## PROBLEM TO SOLVE
How many lines in the entries below include the string "tyłu"? Answer with the number only.

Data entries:
───

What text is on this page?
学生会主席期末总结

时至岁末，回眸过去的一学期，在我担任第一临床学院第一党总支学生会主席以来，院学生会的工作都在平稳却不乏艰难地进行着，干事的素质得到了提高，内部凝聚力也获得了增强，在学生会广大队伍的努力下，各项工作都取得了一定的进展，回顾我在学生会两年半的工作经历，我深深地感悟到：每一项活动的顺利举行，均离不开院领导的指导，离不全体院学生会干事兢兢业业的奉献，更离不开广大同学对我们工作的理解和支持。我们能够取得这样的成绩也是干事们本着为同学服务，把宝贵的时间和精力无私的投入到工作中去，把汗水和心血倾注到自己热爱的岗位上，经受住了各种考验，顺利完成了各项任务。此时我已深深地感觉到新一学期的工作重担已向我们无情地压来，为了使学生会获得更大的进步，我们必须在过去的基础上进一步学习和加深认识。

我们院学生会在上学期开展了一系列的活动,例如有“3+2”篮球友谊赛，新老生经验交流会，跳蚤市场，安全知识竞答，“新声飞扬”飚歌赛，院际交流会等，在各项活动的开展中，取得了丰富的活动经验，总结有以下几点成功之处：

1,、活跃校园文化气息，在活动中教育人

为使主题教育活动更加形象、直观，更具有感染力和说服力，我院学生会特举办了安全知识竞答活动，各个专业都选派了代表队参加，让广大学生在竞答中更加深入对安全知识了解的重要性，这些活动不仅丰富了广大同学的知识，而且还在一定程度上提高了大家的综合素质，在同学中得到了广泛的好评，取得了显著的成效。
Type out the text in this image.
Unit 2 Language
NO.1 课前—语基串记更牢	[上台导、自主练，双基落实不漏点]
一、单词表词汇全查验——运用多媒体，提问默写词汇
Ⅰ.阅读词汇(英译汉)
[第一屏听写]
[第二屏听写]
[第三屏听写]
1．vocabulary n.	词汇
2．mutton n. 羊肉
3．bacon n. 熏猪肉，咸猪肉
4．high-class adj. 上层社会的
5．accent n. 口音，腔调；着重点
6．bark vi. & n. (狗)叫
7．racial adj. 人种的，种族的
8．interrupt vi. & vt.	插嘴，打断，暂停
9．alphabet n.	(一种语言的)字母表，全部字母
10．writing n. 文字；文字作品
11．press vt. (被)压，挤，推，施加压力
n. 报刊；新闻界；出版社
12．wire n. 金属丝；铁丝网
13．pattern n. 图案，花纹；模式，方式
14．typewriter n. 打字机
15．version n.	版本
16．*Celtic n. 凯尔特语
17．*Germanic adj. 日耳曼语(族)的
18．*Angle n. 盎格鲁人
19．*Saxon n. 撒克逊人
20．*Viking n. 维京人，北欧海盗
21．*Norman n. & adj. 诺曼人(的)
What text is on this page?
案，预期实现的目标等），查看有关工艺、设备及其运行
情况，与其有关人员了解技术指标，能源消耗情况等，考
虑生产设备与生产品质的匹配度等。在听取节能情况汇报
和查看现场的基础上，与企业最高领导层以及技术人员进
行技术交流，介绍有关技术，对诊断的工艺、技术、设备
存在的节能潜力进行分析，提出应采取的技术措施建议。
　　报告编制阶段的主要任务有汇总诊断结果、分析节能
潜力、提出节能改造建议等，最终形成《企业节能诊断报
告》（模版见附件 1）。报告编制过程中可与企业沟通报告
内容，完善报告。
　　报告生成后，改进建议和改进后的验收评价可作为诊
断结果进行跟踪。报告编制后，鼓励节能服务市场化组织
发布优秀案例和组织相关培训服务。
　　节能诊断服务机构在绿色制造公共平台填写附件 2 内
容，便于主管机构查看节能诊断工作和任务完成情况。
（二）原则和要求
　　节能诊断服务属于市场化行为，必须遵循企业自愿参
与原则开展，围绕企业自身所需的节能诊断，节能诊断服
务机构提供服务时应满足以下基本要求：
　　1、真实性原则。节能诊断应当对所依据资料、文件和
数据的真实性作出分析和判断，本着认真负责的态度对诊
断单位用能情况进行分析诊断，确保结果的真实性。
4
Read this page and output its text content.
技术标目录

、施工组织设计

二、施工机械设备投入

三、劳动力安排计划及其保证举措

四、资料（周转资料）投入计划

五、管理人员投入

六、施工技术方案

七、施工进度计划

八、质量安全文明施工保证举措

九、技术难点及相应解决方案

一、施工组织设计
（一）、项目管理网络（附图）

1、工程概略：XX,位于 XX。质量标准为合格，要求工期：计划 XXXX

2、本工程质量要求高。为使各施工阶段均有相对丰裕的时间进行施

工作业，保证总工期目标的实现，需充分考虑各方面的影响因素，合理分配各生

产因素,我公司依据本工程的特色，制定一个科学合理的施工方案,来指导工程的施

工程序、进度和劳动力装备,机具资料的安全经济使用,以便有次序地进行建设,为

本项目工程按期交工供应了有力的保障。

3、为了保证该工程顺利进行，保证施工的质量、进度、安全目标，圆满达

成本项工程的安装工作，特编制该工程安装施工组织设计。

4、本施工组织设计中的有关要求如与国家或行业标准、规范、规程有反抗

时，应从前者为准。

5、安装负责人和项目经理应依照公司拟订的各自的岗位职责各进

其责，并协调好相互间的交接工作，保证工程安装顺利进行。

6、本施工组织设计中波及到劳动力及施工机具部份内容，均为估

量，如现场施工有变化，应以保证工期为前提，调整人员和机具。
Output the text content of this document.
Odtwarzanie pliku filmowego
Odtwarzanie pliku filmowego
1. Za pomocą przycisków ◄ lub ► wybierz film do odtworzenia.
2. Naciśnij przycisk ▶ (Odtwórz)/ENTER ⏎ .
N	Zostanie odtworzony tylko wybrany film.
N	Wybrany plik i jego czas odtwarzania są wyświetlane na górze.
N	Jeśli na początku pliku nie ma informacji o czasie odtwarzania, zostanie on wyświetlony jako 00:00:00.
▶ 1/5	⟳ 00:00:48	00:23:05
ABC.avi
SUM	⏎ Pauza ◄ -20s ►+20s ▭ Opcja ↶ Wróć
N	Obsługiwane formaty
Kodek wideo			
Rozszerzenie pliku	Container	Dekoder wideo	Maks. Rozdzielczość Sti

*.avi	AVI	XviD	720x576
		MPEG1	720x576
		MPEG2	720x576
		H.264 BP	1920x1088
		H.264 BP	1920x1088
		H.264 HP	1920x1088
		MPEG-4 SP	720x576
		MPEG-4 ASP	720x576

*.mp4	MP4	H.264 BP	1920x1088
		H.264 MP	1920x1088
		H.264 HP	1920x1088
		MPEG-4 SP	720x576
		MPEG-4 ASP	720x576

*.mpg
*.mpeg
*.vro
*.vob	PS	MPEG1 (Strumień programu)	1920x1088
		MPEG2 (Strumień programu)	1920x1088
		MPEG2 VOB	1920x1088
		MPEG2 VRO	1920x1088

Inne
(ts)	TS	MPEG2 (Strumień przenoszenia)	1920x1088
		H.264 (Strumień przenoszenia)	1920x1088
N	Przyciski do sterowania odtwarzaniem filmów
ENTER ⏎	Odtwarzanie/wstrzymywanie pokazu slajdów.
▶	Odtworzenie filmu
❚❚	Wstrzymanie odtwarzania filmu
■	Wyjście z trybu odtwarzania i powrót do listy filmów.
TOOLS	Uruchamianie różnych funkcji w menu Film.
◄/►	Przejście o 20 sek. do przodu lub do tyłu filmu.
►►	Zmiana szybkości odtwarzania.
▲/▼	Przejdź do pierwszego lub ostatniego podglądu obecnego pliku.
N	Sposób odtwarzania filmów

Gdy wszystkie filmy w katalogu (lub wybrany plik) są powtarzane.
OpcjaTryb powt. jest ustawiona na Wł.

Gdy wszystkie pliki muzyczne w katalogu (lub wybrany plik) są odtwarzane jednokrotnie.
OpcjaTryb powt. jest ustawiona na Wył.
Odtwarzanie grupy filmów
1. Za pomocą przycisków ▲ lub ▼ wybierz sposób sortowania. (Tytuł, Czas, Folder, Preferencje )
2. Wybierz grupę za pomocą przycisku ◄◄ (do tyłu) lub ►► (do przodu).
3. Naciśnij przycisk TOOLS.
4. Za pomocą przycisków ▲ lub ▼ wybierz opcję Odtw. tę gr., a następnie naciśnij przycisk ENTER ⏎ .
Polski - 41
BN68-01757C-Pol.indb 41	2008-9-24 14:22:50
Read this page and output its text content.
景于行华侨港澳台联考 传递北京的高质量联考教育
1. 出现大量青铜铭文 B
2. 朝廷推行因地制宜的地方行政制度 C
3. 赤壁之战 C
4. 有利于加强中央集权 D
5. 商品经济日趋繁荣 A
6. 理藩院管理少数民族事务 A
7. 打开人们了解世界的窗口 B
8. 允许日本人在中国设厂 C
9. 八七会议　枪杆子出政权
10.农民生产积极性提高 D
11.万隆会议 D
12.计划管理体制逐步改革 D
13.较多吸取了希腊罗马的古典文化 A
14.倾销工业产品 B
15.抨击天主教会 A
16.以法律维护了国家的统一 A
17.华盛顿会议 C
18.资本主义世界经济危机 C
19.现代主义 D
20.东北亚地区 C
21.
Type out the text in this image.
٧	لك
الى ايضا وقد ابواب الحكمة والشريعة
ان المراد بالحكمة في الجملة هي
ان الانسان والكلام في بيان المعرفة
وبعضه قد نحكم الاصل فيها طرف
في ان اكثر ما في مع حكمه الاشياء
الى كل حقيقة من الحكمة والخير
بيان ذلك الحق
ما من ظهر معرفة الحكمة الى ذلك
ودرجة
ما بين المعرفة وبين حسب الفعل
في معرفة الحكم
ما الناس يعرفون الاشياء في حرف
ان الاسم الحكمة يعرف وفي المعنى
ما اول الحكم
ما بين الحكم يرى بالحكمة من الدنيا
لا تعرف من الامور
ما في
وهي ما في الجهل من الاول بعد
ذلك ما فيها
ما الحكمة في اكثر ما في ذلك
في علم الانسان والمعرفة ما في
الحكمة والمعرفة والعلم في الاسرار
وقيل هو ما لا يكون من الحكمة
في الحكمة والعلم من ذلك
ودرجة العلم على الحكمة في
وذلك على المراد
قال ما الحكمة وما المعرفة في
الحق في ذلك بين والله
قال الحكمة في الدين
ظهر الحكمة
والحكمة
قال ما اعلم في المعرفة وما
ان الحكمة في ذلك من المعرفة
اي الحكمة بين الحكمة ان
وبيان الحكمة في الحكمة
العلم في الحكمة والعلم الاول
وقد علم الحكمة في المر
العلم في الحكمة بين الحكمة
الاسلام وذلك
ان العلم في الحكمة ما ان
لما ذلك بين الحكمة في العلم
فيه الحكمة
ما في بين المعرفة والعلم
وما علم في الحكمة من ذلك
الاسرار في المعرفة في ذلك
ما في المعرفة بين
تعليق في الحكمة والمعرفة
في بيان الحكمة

───

## WRITTEN RESPONSE
2